MATERIAL FOR THIS TASK:
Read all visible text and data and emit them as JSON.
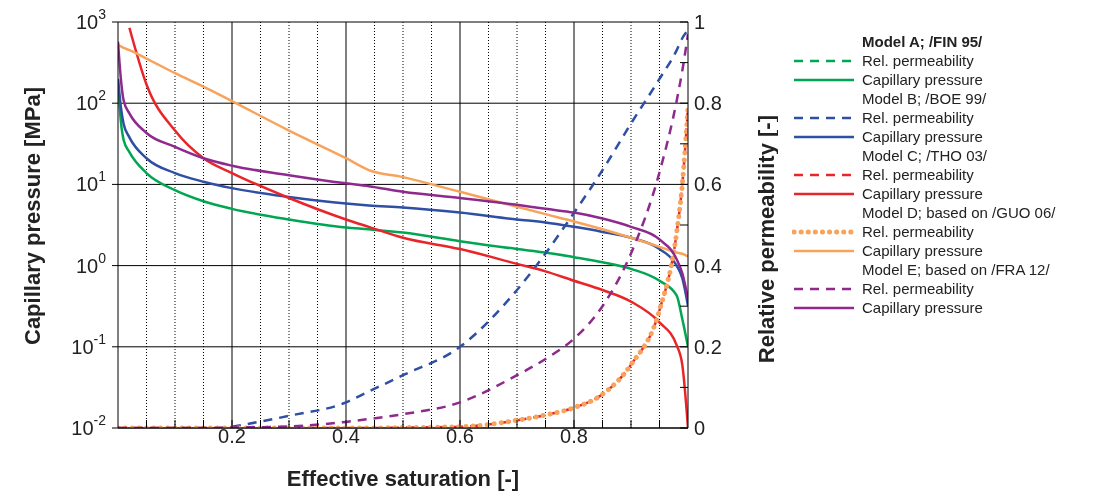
{
  "chart_data": {
    "type": "line",
    "xlabel": "Effective saturation [-]",
    "ylabel": "Capillary pressure  [MPa]",
    "y2label": "Relative permeability [-]",
    "x": [
      0,
      0.005,
      0.01,
      0.02,
      0.05,
      0.1,
      0.15,
      0.2,
      0.3,
      0.4,
      0.44,
      0.5,
      0.6,
      0.7,
      0.75,
      0.8,
      0.85,
      0.9,
      0.95,
      0.98,
      0.99,
      1
    ],
    "xlim": [
      0,
      1
    ],
    "xticks": [
      {
        "value": 0.05,
        "label": null
      },
      {
        "value": 0.1,
        "label": null
      },
      {
        "value": 0.15,
        "label": null
      },
      0.2,
      {
        "value": 0.25,
        "label": null
      },
      {
        "value": 0.3,
        "label": null
      },
      {
        "value": 0.35,
        "label": null
      },
      0.4,
      {
        "value": 0.45,
        "label": null
      },
      {
        "value": 0.5,
        "label": null
      },
      {
        "value": 0.55,
        "label": null
      },
      0.6,
      {
        "value": 0.65,
        "label": null
      },
      {
        "value": 0.7,
        "label": null
      },
      {
        "value": 0.75,
        "label": null
      },
      0.8,
      {
        "value": 0.85,
        "label": null
      },
      {
        "value": 0.9,
        "label": null
      },
      {
        "value": 0.95,
        "label": null
      }
    ],
    "log": "y",
    "ylim": [
      0.01,
      1000
    ],
    "yticks": [
      {
        "value": 0.01,
        "label": "10$^{-2}$"
      },
      {
        "value": 0.1,
        "label": "10$^{-1}$"
      },
      {
        "value": 1,
        "label": "10$^{0}$"
      },
      {
        "value": 10,
        "label": "10$^{1}$"
      },
      {
        "value": 100,
        "label": "10$^{2}$"
      },
      {
        "value": 1000,
        "label": "10$^{3}$"
      }
    ],
    "y2lim": [
      0,
      1
    ],
    "y2ticks": [
      0,
      {
        "value": 0.1,
        "label": null
      },
      0.2,
      {
        "value": 0.3,
        "label": null
      },
      0.4,
      {
        "value": 0.5,
        "label": null
      },
      0.6,
      {
        "value": 0.7,
        "label": null
      },
      0.8,
      {
        "value": 0.9,
        "label": null
      },
      1
    ],
    "grid": true,
    "legend": "right",
    "marker": "none",
    "annotations": [
      "Model A; /FIN 95/",
      "Model B; /BOE 99/",
      "Model C; /THO 03/",
      "Model D; based on /GUO 06/",
      "Model E; based on /FRA 12/"
    ],
    "series": [
      {
        "name": "Rel. permeability",
        "color": "#00a651",
        "axis": "y2",
        "line_style": "dashed",
        "values": [
          null,
          null,
          null,
          null,
          null,
          null,
          null,
          null,
          null,
          null,
          null,
          null,
          null,
          null,
          null,
          null,
          null,
          null,
          null,
          null,
          null,
          null
        ]
      },
      {
        "name": "Capillary pressure",
        "color": "#00a651",
        "line_style": "solid",
        "values": [
          190,
          60,
          35,
          25,
          13.8,
          8.5,
          6.2,
          5.0,
          3.7,
          2.95,
          2.8,
          2.55,
          2.0,
          1.6,
          1.45,
          1.27,
          1.1,
          0.91,
          0.65,
          0.43,
          0.22,
          0.1
        ]
      },
      {
        "name": "Rel. permeability",
        "color": "#2e4fa3",
        "axis": "y2",
        "line_style": "dashed",
        "values": [
          null,
          null,
          null,
          null,
          null,
          null,
          null,
          0.003,
          0.03,
          0.063,
          0.09,
          0.13,
          0.2,
          0.34,
          0.43,
          0.53,
          0.635,
          0.75,
          0.86,
          0.93,
          0.96,
          0.98
        ]
      },
      {
        "name": "Capillary pressure",
        "color": "#2e4fa3",
        "line_style": "solid",
        "values": [
          200,
          90,
          55,
          38,
          21,
          13.8,
          10.8,
          9,
          7.0,
          5.8,
          5.5,
          5.2,
          4.5,
          3.7,
          3.4,
          3.0,
          2.6,
          2.2,
          1.6,
          1.0,
          0.7,
          0.32
        ]
      },
      {
        "name": "Rel. permeability",
        "color": "#e8262a",
        "axis": "y2",
        "line_style": "dashed",
        "values": [
          0,
          0,
          0,
          0,
          0,
          0,
          0,
          0,
          0,
          0,
          0,
          0.001,
          0.003,
          0.019,
          0.032,
          0.05,
          0.083,
          0.156,
          0.29,
          0.48,
          0.6,
          0.79
        ]
      },
      {
        "name": "Capillary pressure",
        "color": "#e8262a",
        "line_style": "solid",
        "values": [
          null,
          null,
          null,
          850,
          170,
          46,
          21,
          13.8,
          6.8,
          3.7,
          3.0,
          2.2,
          1.6,
          1.05,
          0.85,
          0.65,
          0.5,
          0.36,
          0.2,
          0.105,
          0.06,
          0.01
        ]
      },
      {
        "name": "Rel. permeability",
        "color": "#f7a35c",
        "axis": "y2",
        "line_style": "dotted",
        "values": [
          0,
          0,
          0,
          0,
          0,
          0,
          0,
          0,
          0,
          0,
          0,
          0.001,
          0.003,
          0.019,
          0.032,
          0.05,
          0.083,
          0.156,
          0.29,
          0.48,
          0.6,
          0.79
        ]
      },
      {
        "name": "Capillary pressure",
        "color": "#f7a35c",
        "line_style": "solid",
        "values": [
          525,
          500,
          480,
          450,
          355,
          234,
          160,
          106,
          46,
          21,
          15,
          12.3,
          8.1,
          5.3,
          4.3,
          3.5,
          2.8,
          2.2,
          1.7,
          1.45,
          1.4,
          1.3
        ]
      },
      {
        "name": "Rel. permeability",
        "color": "#8e2a8e",
        "axis": "y2",
        "line_style": "dashed",
        "values": [
          0,
          0,
          0,
          0,
          0,
          0,
          0,
          0.001,
          0.004,
          0.015,
          0.022,
          0.034,
          0.063,
          0.13,
          0.17,
          0.22,
          0.3,
          0.43,
          0.63,
          0.805,
          0.88,
          0.97
        ]
      },
      {
        "name": "Capillary pressure",
        "color": "#8e2a8e",
        "line_style": "solid",
        "values": [
          570,
          200,
          107,
          75,
          43,
          29,
          21,
          17,
          13,
          10.3,
          9.5,
          8.1,
          6.8,
          5.6,
          5.0,
          4.5,
          3.8,
          3.0,
          2.1,
          1.2,
          0.8,
          0.39
        ]
      }
    ]
  }
}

WHAT YOU NEED TO DO:
Wherever "based" shows up in a line, copy that line.

WRITTEN RESPONSE:
      "Model D; based on /GUO 06/",
      "Model E; based on /FRA 12/"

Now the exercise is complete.